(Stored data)
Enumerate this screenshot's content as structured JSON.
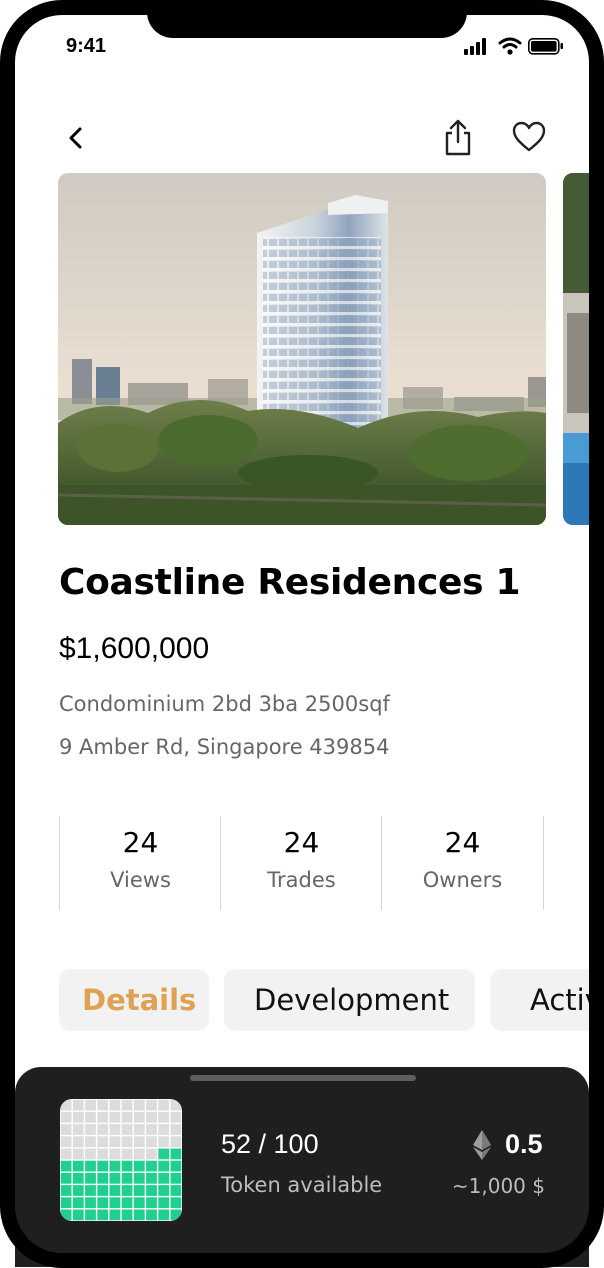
{
  "status_bar": {
    "time": "9:41",
    "icons": [
      "cellular-signal-icon",
      "wifi-icon",
      "battery-icon"
    ]
  },
  "nav": {
    "back_icon": "chevron-left-icon",
    "share_icon": "share-icon",
    "favorite_icon": "heart-icon"
  },
  "property": {
    "title": "Coastline Residences 1",
    "price": "$1,600,000",
    "details": "Condominium 2bd 3ba 2500sqf",
    "address": "9 Amber Rd, Singapore 439854"
  },
  "stats": [
    {
      "value": "24",
      "label": "Views"
    },
    {
      "value": "24",
      "label": "Trades"
    },
    {
      "value": "24",
      "label": "Owners"
    }
  ],
  "tabs": [
    {
      "label": "Details",
      "active": true
    },
    {
      "label": "Development",
      "active": false
    },
    {
      "label": "Activity",
      "active": false
    }
  ],
  "token_sheet": {
    "count": "52 / 100",
    "subtitle": "Token available",
    "tokens_available": 52,
    "tokens_total": 100,
    "eth_value": "0.5",
    "eth_icon": "ethereum-icon",
    "usd_value": "~1,000 $"
  },
  "colors": {
    "accent": "#e0a153",
    "token_fill": "#1fd08f",
    "token_empty": "#dcdcdc",
    "sheet_bg": "#1f1f1f"
  }
}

* [PROBLEM TO WORK ON]:
All of the data above should be transcribed verbatim, with pictures omitted.

* [EXERCISE SOLUTION]:
Enumerate this screenshot's content as structured JSON.
{
  "status_bar": {
    "time": "9:41",
    "icons": [
      "cellular-signal-icon",
      "wifi-icon",
      "battery-icon"
    ]
  },
  "nav": {
    "back_icon": "chevron-left-icon",
    "share_icon": "share-icon",
    "favorite_icon": "heart-icon"
  },
  "property": {
    "title": "Coastline Residences 1",
    "price": "$1,600,000",
    "details": "Condominium 2bd 3ba 2500sqf",
    "address": "9 Amber Rd, Singapore 439854"
  },
  "stats": [
    {
      "value": "24",
      "label": "Views"
    },
    {
      "value": "24",
      "label": "Trades"
    },
    {
      "value": "24",
      "label": "Owners"
    }
  ],
  "tabs": [
    {
      "label": "Details",
      "active": true
    },
    {
      "label": "Development",
      "active": false
    },
    {
      "label": "Activity",
      "active": false
    }
  ],
  "token_sheet": {
    "count": "52 / 100",
    "subtitle": "Token available",
    "tokens_available": 52,
    "tokens_total": 100,
    "eth_value": "0.5",
    "eth_icon": "ethereum-icon",
    "usd_value": "~1,000 $"
  },
  "colors": {
    "accent": "#e0a153",
    "token_fill": "#1fd08f",
    "token_empty": "#dcdcdc",
    "sheet_bg": "#1f1f1f"
  }
}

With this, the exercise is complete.